»»
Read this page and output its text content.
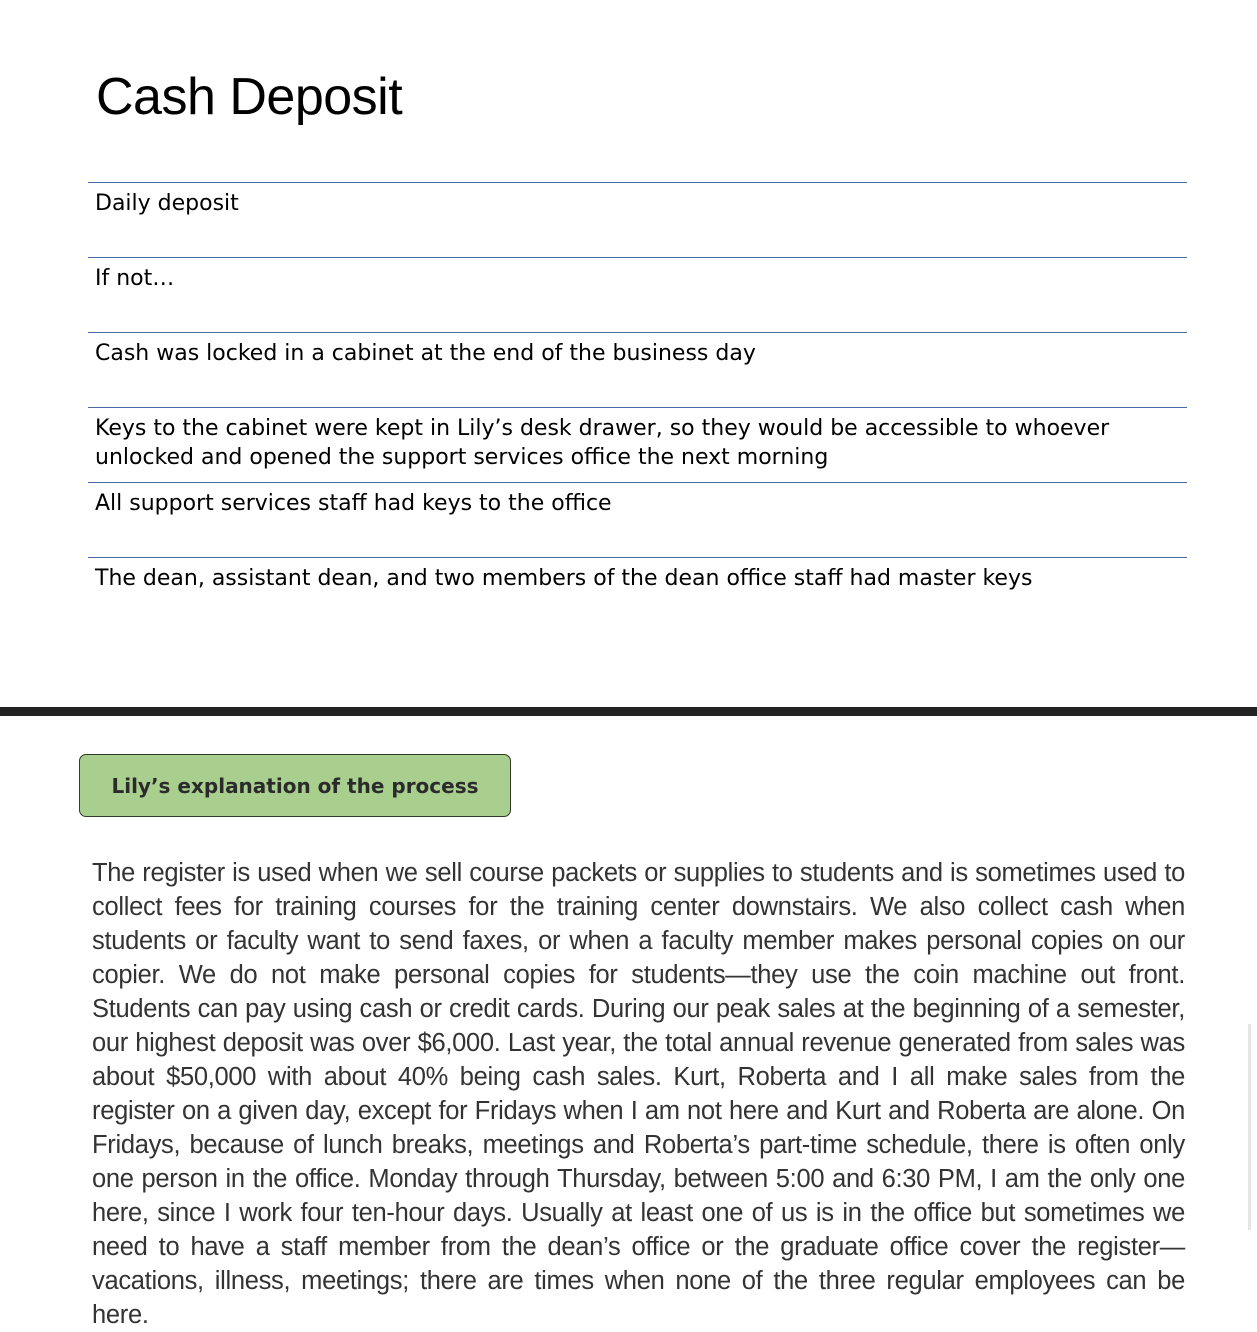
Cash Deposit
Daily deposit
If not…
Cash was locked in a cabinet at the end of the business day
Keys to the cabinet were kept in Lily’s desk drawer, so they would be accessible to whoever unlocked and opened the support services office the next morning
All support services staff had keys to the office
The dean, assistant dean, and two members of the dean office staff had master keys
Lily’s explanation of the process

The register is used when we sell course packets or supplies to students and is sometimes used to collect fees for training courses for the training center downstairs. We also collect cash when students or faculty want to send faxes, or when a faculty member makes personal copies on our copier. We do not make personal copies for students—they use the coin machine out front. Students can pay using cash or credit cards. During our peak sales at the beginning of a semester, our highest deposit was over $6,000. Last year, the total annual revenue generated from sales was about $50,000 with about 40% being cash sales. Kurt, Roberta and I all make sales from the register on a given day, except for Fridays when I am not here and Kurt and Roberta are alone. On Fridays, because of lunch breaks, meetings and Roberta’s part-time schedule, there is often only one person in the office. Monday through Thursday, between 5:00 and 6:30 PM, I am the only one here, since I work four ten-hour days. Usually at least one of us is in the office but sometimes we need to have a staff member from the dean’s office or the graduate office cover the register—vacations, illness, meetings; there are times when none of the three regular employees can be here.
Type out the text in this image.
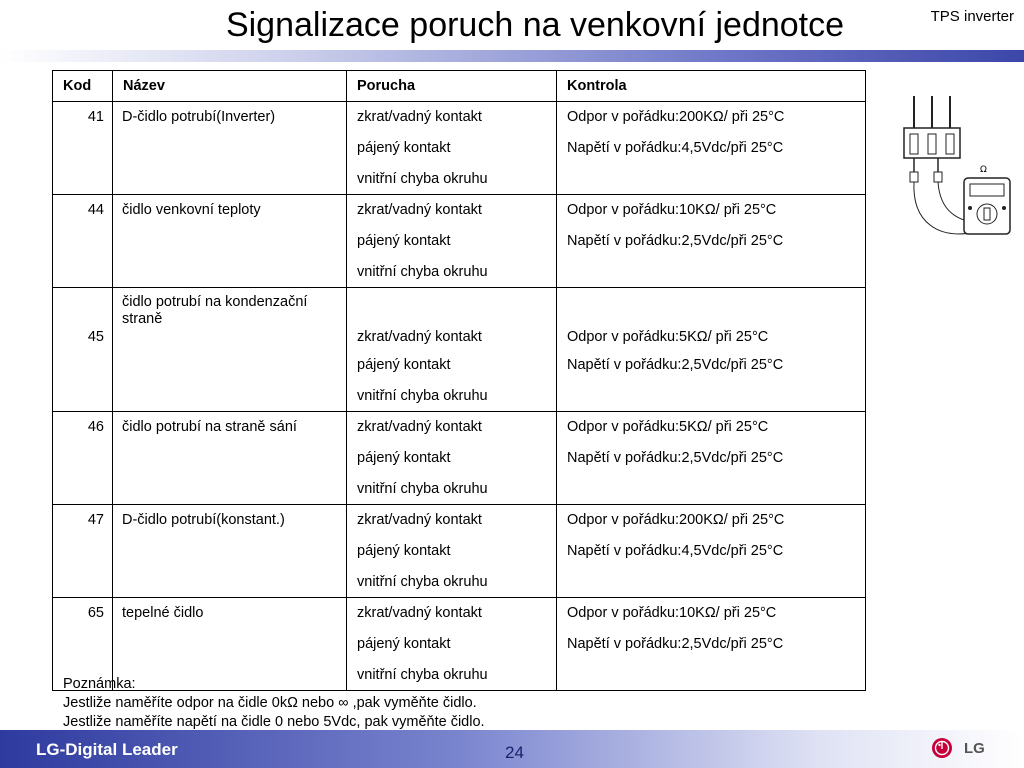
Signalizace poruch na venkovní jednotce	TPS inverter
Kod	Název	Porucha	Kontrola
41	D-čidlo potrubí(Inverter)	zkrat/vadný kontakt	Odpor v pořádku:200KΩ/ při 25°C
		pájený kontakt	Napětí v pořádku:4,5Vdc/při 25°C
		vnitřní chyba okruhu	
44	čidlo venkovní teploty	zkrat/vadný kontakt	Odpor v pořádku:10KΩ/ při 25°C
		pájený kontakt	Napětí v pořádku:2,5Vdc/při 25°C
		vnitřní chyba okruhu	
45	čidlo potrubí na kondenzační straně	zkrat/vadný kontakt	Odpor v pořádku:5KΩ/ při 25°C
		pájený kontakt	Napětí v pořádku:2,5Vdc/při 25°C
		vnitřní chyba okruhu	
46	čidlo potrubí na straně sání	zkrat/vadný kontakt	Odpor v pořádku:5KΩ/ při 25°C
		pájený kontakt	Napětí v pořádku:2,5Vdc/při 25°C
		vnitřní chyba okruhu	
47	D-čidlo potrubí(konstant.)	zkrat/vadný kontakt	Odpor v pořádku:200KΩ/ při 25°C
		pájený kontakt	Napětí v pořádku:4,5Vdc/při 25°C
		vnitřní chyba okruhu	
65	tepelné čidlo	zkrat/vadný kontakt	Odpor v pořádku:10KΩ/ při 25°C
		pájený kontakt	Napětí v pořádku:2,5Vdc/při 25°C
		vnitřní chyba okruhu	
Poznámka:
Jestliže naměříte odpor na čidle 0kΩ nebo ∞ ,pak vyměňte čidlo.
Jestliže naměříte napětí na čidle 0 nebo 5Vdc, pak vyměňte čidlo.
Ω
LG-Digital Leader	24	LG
««
»»
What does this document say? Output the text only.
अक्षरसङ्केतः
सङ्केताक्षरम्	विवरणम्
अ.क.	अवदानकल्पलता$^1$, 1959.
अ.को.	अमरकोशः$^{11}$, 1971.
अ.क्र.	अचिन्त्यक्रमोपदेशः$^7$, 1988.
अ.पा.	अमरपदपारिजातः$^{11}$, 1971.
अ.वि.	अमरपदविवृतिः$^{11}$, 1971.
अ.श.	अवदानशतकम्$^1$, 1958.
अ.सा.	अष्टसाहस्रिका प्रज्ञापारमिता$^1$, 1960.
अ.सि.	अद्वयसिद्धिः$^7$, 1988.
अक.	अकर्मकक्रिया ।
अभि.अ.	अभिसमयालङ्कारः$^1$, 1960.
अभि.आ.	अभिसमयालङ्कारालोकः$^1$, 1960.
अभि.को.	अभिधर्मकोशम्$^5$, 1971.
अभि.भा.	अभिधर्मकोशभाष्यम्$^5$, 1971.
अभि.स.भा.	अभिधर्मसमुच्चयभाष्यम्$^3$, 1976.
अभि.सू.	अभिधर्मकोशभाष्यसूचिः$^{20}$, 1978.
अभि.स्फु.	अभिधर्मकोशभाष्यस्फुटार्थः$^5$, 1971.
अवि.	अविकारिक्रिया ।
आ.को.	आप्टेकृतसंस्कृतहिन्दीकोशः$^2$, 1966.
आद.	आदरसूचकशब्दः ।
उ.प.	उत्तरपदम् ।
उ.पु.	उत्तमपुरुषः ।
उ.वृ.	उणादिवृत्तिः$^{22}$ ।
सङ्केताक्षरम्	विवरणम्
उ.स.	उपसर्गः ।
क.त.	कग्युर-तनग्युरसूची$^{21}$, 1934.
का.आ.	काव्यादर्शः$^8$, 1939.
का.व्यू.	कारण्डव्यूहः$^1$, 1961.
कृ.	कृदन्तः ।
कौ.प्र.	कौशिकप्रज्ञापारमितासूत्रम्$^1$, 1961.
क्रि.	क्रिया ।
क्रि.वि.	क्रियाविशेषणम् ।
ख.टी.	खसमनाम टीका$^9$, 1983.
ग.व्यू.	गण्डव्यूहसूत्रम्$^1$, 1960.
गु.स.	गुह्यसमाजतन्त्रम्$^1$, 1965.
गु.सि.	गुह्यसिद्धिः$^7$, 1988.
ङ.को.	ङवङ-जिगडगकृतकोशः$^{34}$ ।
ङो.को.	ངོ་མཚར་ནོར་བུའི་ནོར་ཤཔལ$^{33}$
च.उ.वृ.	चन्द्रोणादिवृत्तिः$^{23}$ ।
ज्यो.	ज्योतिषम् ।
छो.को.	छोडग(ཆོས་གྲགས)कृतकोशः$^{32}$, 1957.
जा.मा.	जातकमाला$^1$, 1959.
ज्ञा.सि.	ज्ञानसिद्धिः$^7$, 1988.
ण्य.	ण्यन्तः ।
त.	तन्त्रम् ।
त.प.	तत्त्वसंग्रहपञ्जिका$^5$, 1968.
««
Look through the listing and extract every line with "vyměňte" in it.

Task result:
Jestliže naměříte odpor na čidle 0kΩ nebo ∞ ,pak vyměňte čidlo.
Jestliže naměříte napětí na čidle 0 nebo 5Vdc, pak vyměňte čidlo.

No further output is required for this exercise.